— Input rows —

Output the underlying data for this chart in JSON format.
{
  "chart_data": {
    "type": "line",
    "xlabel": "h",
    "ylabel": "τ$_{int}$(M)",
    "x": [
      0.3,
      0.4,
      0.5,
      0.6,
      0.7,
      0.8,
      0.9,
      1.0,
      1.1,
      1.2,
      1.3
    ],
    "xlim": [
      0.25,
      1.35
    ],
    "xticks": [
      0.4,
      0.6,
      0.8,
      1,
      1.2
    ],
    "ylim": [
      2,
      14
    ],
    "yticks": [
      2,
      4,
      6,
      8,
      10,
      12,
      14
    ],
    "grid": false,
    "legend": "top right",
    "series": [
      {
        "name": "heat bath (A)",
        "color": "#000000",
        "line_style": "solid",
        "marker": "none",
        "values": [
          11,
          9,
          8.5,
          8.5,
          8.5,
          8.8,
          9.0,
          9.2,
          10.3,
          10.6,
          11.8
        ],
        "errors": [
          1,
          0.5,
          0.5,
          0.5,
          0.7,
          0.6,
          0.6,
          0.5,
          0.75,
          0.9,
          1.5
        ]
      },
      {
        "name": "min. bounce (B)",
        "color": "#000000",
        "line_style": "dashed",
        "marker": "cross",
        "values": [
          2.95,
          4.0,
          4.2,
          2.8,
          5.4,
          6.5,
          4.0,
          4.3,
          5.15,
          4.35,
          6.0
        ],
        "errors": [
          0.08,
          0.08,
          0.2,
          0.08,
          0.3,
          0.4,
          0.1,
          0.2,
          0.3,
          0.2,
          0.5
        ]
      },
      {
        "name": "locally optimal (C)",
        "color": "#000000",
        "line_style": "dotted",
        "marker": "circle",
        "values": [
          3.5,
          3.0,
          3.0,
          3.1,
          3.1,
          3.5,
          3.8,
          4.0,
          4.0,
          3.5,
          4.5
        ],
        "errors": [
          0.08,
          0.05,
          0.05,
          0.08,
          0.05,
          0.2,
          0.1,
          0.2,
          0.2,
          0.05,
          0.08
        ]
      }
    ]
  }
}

— Task goal —
Make an exact copy of the records.

— Result of the exercise —
Output the underlying data for this chart in JSON format.
{
  "chart_data": {
    "type": "line",
    "xlabel": "h",
    "ylabel": "τ$_{int}$(M)",
    "x": [
      0.3,
      0.4,
      0.5,
      0.6,
      0.7,
      0.8,
      0.9,
      1.0,
      1.1,
      1.2,
      1.3
    ],
    "xlim": [
      0.25,
      1.35
    ],
    "xticks": [
      0.4,
      0.6,
      0.8,
      1,
      1.2
    ],
    "ylim": [
      2,
      14
    ],
    "yticks": [
      2,
      4,
      6,
      8,
      10,
      12,
      14
    ],
    "grid": false,
    "legend": "top right",
    "series": [
      {
        "name": "heat bath (A)",
        "color": "#000000",
        "line_style": "solid",
        "marker": "none",
        "values": [
          11,
          9,
          8.5,
          8.5,
          8.5,
          8.8,
          9.0,
          9.2,
          10.3,
          10.6,
          11.8
        ],
        "errors": [
          1,
          0.5,
          0.5,
          0.5,
          0.7,
          0.6,
          0.6,
          0.5,
          0.75,
          0.9,
          1.5
        ]
      },
      {
        "name": "min. bounce (B)",
        "color": "#000000",
        "line_style": "dashed",
        "marker": "cross",
        "values": [
          2.95,
          4.0,
          4.2,
          2.8,
          5.4,
          6.5,
          4.0,
          4.3,
          5.15,
          4.35,
          6.0
        ],
        "errors": [
          0.08,
          0.08,
          0.2,
          0.08,
          0.3,
          0.4,
          0.1,
          0.2,
          0.3,
          0.2,
          0.5
        ]
      },
      {
        "name": "locally optimal (C)",
        "color": "#000000",
        "line_style": "dotted",
        "marker": "circle",
        "values": [
          3.5,
          3.0,
          3.0,
          3.1,
          3.1,
          3.5,
          3.8,
          4.0,
          4.0,
          3.5,
          4.5
        ],
        "errors": [
          0.08,
          0.05,
          0.05,
          0.08,
          0.05,
          0.2,
          0.1,
          0.2,
          0.2,
          0.05,
          0.08
        ]
      }
    ]
  }
}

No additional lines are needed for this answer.